** START ENTRIES SHOWN **

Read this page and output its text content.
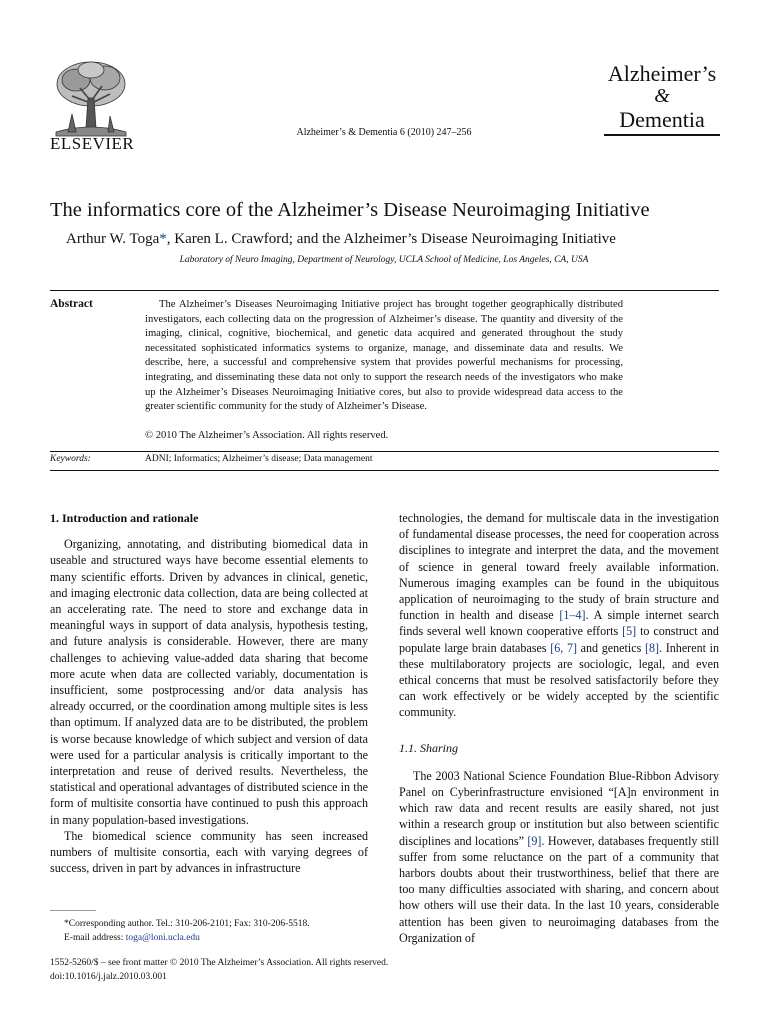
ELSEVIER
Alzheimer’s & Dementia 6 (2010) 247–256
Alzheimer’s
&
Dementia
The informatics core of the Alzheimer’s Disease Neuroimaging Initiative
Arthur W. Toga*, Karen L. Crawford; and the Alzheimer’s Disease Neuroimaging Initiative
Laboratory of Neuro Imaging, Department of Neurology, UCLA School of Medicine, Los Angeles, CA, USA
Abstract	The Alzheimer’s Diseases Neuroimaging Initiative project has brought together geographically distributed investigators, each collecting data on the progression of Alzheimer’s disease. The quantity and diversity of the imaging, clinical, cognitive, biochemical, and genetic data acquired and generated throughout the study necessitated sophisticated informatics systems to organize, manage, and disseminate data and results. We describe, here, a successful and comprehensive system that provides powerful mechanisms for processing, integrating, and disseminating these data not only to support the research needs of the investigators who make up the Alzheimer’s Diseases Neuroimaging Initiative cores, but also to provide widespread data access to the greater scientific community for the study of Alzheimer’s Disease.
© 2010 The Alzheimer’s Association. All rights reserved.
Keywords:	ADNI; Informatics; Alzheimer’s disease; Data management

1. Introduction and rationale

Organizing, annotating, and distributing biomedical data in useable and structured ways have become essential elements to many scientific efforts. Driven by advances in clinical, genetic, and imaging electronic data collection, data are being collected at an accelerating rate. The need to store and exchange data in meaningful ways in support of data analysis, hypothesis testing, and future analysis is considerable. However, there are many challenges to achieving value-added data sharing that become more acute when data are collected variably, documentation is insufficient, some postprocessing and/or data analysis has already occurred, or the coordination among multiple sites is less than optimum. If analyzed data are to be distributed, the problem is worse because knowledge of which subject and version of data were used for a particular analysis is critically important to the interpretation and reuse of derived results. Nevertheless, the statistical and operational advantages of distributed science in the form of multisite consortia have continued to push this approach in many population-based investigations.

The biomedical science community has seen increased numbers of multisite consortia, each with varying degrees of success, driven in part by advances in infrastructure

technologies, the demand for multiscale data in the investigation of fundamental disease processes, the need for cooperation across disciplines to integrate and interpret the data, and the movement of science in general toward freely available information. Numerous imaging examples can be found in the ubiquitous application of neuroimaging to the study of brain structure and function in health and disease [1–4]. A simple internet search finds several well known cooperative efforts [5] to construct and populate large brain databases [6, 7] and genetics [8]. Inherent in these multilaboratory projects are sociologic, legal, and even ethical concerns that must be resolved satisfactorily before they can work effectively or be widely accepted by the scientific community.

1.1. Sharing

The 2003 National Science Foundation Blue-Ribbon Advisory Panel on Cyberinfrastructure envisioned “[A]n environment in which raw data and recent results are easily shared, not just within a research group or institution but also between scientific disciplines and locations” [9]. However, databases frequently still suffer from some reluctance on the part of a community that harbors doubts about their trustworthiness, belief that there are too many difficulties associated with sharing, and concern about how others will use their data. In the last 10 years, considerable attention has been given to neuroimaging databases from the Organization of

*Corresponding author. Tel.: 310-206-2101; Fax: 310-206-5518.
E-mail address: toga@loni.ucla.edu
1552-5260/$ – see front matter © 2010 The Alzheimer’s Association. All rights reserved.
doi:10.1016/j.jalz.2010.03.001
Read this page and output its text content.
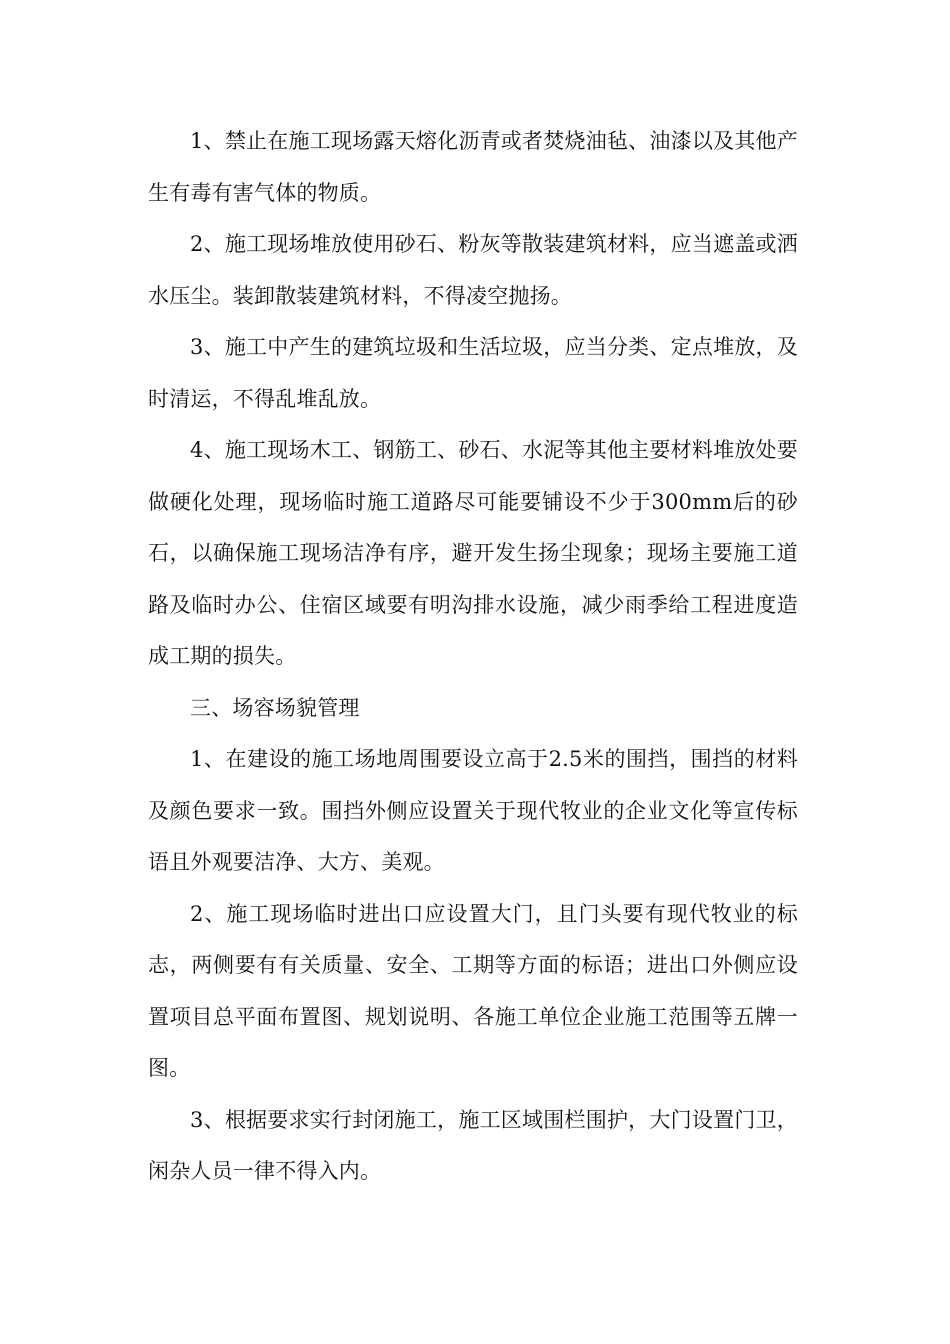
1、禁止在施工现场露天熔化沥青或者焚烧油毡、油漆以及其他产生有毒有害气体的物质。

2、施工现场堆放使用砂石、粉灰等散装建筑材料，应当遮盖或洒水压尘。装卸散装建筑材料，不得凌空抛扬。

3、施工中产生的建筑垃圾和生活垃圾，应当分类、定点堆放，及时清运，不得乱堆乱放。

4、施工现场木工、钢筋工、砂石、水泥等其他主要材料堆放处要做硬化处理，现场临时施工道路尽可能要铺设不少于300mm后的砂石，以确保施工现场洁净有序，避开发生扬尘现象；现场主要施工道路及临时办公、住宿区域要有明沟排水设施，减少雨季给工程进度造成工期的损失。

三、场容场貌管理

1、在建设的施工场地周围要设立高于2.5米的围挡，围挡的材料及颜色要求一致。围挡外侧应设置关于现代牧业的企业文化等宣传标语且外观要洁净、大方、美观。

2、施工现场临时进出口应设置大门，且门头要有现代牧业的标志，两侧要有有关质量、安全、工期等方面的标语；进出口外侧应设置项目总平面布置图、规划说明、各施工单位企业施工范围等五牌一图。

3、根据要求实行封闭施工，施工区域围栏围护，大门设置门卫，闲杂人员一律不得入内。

** END ENTRIES SHOWN **

Omit the pictures and give the material again, exactly and in full.

Read this page and output its text content.
ELSEVIER
Alzheimer’s & Dementia 6 (2010) 247–256
Alzheimer’s
&
Dementia
The informatics core of the Alzheimer’s Disease Neuroimaging Initiative
Arthur W. Toga*, Karen L. Crawford; and the Alzheimer’s Disease Neuroimaging Initiative
Laboratory of Neuro Imaging, Department of Neurology, UCLA School of Medicine, Los Angeles, CA, USA
Abstract	The Alzheimer’s Diseases Neuroimaging Initiative project has brought together geographically distributed investigators, each collecting data on the progression of Alzheimer’s disease. The quantity and diversity of the imaging, clinical, cognitive, biochemical, and genetic data acquired and generated throughout the study necessitated sophisticated informatics systems to organize, manage, and disseminate data and results. We describe, here, a successful and comprehensive system that provides powerful mechanisms for processing, integrating, and disseminating these data not only to support the research needs of the investigators who make up the Alzheimer’s Diseases Neuroimaging Initiative cores, but also to provide widespread data access to the greater scientific community for the study of Alzheimer’s Disease.
© 2010 The Alzheimer’s Association. All rights reserved.
Keywords:	ADNI; Informatics; Alzheimer’s disease; Data management

1. Introduction and rationale

Organizing, annotating, and distributing biomedical data in useable and structured ways have become essential elements to many scientific efforts. Driven by advances in clinical, genetic, and imaging electronic data collection, data are being collected at an accelerating rate. The need to store and exchange data in meaningful ways in support of data analysis, hypothesis testing, and future analysis is considerable. However, there are many challenges to achieving value-added data sharing that become more acute when data are collected variably, documentation is insufficient, some postprocessing and/or data analysis has already occurred, or the coordination among multiple sites is less than optimum. If analyzed data are to be distributed, the problem is worse because knowledge of which subject and version of data were used for a particular analysis is critically important to the interpretation and reuse of derived results. Nevertheless, the statistical and operational advantages of distributed science in the form of multisite consortia have continued to push this approach in many population-based investigations.

The biomedical science community has seen increased numbers of multisite consortia, each with varying degrees of success, driven in part by advances in infrastructure

technologies, the demand for multiscale data in the investigation of fundamental disease processes, the need for cooperation across disciplines to integrate and interpret the data, and the movement of science in general toward freely available information. Numerous imaging examples can be found in the ubiquitous application of neuroimaging to the study of brain structure and function in health and disease [1–4]. A simple internet search finds several well known cooperative efforts [5] to construct and populate large brain databases [6, 7] and genetics [8]. Inherent in these multilaboratory projects are sociologic, legal, and even ethical concerns that must be resolved satisfactorily before they can work effectively or be widely accepted by the scientific community.

1.1. Sharing

The 2003 National Science Foundation Blue-Ribbon Advisory Panel on Cyberinfrastructure envisioned “[A]n environment in which raw data and recent results are easily shared, not just within a research group or institution but also between scientific disciplines and locations” [9]. However, databases frequently still suffer from some reluctance on the part of a community that harbors doubts about their trustworthiness, belief that there are too many difficulties associated with sharing, and concern about how others will use their data. In the last 10 years, considerable attention has been given to neuroimaging databases from the Organization of

*Corresponding author. Tel.: 310-206-2101; Fax: 310-206-5518.
E-mail address: toga@loni.ucla.edu
1552-5260/$ – see front matter © 2010 The Alzheimer’s Association. All rights reserved.
doi:10.1016/j.jalz.2010.03.001
Read this page and output its text content.
1、禁止在施工现场露天熔化沥青或者焚烧油毡、油漆以及其他产生有毒有害气体的物质。

2、施工现场堆放使用砂石、粉灰等散装建筑材料，应当遮盖或洒水压尘。装卸散装建筑材料，不得凌空抛扬。

3、施工中产生的建筑垃圾和生活垃圾，应当分类、定点堆放，及时清运，不得乱堆乱放。

4、施工现场木工、钢筋工、砂石、水泥等其他主要材料堆放处要做硬化处理，现场临时施工道路尽可能要铺设不少于300mm后的砂石，以确保施工现场洁净有序，避开发生扬尘现象；现场主要施工道路及临时办公、住宿区域要有明沟排水设施，减少雨季给工程进度造成工期的损失。

三、场容场貌管理

1、在建设的施工场地周围要设立高于2.5米的围挡，围挡的材料及颜色要求一致。围挡外侧应设置关于现代牧业的企业文化等宣传标语且外观要洁净、大方、美观。

2、施工现场临时进出口应设置大门，且门头要有现代牧业的标志，两侧要有有关质量、安全、工期等方面的标语；进出口外侧应设置项目总平面布置图、规划说明、各施工单位企业施工范围等五牌一图。

3、根据要求实行封闭施工，施工区域围栏围护，大门设置门卫，闲杂人员一律不得入内。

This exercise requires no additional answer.